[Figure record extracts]
·····

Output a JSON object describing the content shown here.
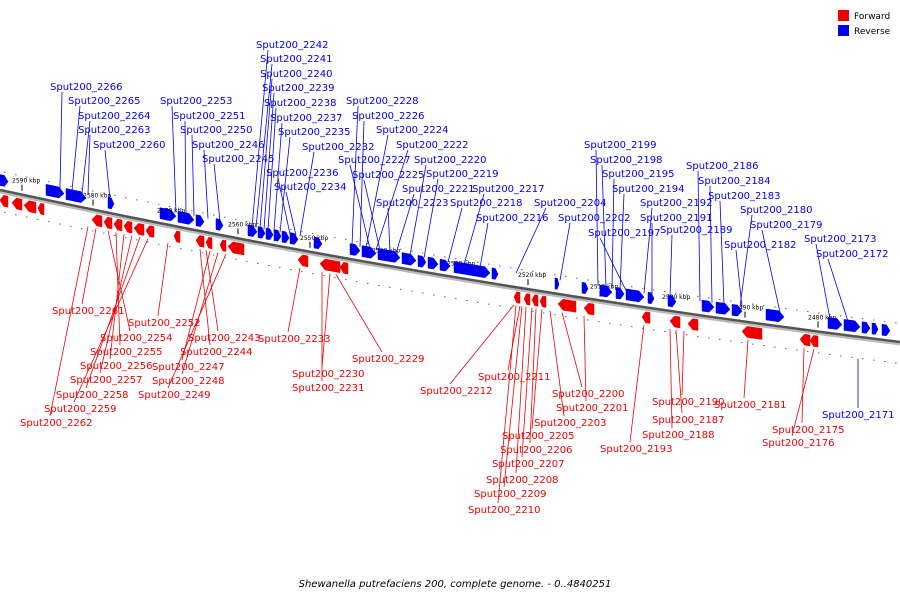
{
  "legend": {
    "forward": {
      "label": "Forward",
      "color": "#ee0000"
    },
    "reverse": {
      "label": "Reverse",
      "color": "#0000ee"
    }
  },
  "caption": "Shewanella putrefaciens 200, complete genome. - 0..4840251",
  "scale_labels": [
    "2590 kbp",
    "2580 kbp",
    "2570 kbp",
    "2560 kbp",
    "2550 kbp",
    "2540 kbp",
    "2530 kbp",
    "2520 kbp",
    "2510 kbp",
    "2500 kbp",
    "2490 kbp",
    "2480 kbp"
  ],
  "reverse_genes": [
    "Sput200_2266",
    "Sput200_2265",
    "Sput200_2264",
    "Sput200_2263",
    "Sput200_2260",
    "Sput200_2253",
    "Sput200_2251",
    "Sput200_2250",
    "Sput200_2246",
    "Sput200_2245",
    "Sput200_2242",
    "Sput200_2241",
    "Sput200_2240",
    "Sput200_2239",
    "Sput200_2238",
    "Sput200_2237",
    "Sput200_2235",
    "Sput200_2232",
    "Sput200_2236",
    "Sput200_2234",
    "Sput200_2228",
    "Sput200_2226",
    "Sput200_2224",
    "Sput200_2222",
    "Sput200_2227",
    "Sput200_2220",
    "Sput200_2225",
    "Sput200_2219",
    "Sput200_2221",
    "Sput200_2217",
    "Sput200_2223",
    "Sput200_2218",
    "Sput200_2216",
    "Sput200_2204",
    "Sput200_2202",
    "Sput200_2199",
    "Sput200_2198",
    "Sput200_2195",
    "Sput200_2194",
    "Sput200_2197",
    "Sput200_2192",
    "Sput200_2191",
    "Sput200_2189",
    "Sput200_2186",
    "Sput200_2184",
    "Sput200_2183",
    "Sput200_2180",
    "Sput200_2182",
    "Sput200_2179",
    "Sput200_2173",
    "Sput200_2172",
    "Sput200_2171"
  ],
  "forward_genes": [
    "Sput200_2261",
    "Sput200_2252",
    "Sput200_2254",
    "Sput200_2255",
    "Sput200_2256",
    "Sput200_2257",
    "Sput200_2258",
    "Sput200_2259",
    "Sput200_2262",
    "Sput200_2243",
    "Sput200_2244",
    "Sput200_2247",
    "Sput200_2248",
    "Sput200_2249",
    "Sput200_2233",
    "Sput200_2229",
    "Sput200_2230",
    "Sput200_2231",
    "Sput200_2212",
    "Sput200_2211",
    "Sput200_2200",
    "Sput200_2201",
    "Sput200_2203",
    "Sput200_2205",
    "Sput200_2206",
    "Sput200_2207",
    "Sput200_2208",
    "Sput200_2209",
    "Sput200_2210",
    "Sput200_2190",
    "Sput200_2187",
    "Sput200_2188",
    "Sput200_2193",
    "Sput200_2181",
    "Sput200_2175",
    "Sput200_2176"
  ]
}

·····

ASSIGNED TASK:
All entries are to be retyped exactly. Omit any embedded images.

TASK OUTPUT:
Output a JSON object describing the content shown here.
{
  "legend": {
    "forward": {
      "label": "Forward",
      "color": "#ee0000"
    },
    "reverse": {
      "label": "Reverse",
      "color": "#0000ee"
    }
  },
  "caption": "Shewanella putrefaciens 200, complete genome. - 0..4840251",
  "scale_labels": [
    "2590 kbp",
    "2580 kbp",
    "2570 kbp",
    "2560 kbp",
    "2550 kbp",
    "2540 kbp",
    "2530 kbp",
    "2520 kbp",
    "2510 kbp",
    "2500 kbp",
    "2490 kbp",
    "2480 kbp"
  ],
  "reverse_genes": [
    "Sput200_2266",
    "Sput200_2265",
    "Sput200_2264",
    "Sput200_2263",
    "Sput200_2260",
    "Sput200_2253",
    "Sput200_2251",
    "Sput200_2250",
    "Sput200_2246",
    "Sput200_2245",
    "Sput200_2242",
    "Sput200_2241",
    "Sput200_2240",
    "Sput200_2239",
    "Sput200_2238",
    "Sput200_2237",
    "Sput200_2235",
    "Sput200_2232",
    "Sput200_2236",
    "Sput200_2234",
    "Sput200_2228",
    "Sput200_2226",
    "Sput200_2224",
    "Sput200_2222",
    "Sput200_2227",
    "Sput200_2220",
    "Sput200_2225",
    "Sput200_2219",
    "Sput200_2221",
    "Sput200_2217",
    "Sput200_2223",
    "Sput200_2218",
    "Sput200_2216",
    "Sput200_2204",
    "Sput200_2202",
    "Sput200_2199",
    "Sput200_2198",
    "Sput200_2195",
    "Sput200_2194",
    "Sput200_2197",
    "Sput200_2192",
    "Sput200_2191",
    "Sput200_2189",
    "Sput200_2186",
    "Sput200_2184",
    "Sput200_2183",
    "Sput200_2180",
    "Sput200_2182",
    "Sput200_2179",
    "Sput200_2173",
    "Sput200_2172",
    "Sput200_2171"
  ],
  "forward_genes": [
    "Sput200_2261",
    "Sput200_2252",
    "Sput200_2254",
    "Sput200_2255",
    "Sput200_2256",
    "Sput200_2257",
    "Sput200_2258",
    "Sput200_2259",
    "Sput200_2262",
    "Sput200_2243",
    "Sput200_2244",
    "Sput200_2247",
    "Sput200_2248",
    "Sput200_2249",
    "Sput200_2233",
    "Sput200_2229",
    "Sput200_2230",
    "Sput200_2231",
    "Sput200_2212",
    "Sput200_2211",
    "Sput200_2200",
    "Sput200_2201",
    "Sput200_2203",
    "Sput200_2205",
    "Sput200_2206",
    "Sput200_2207",
    "Sput200_2208",
    "Sput200_2209",
    "Sput200_2210",
    "Sput200_2190",
    "Sput200_2187",
    "Sput200_2188",
    "Sput200_2193",
    "Sput200_2181",
    "Sput200_2175",
    "Sput200_2176"
  ]
}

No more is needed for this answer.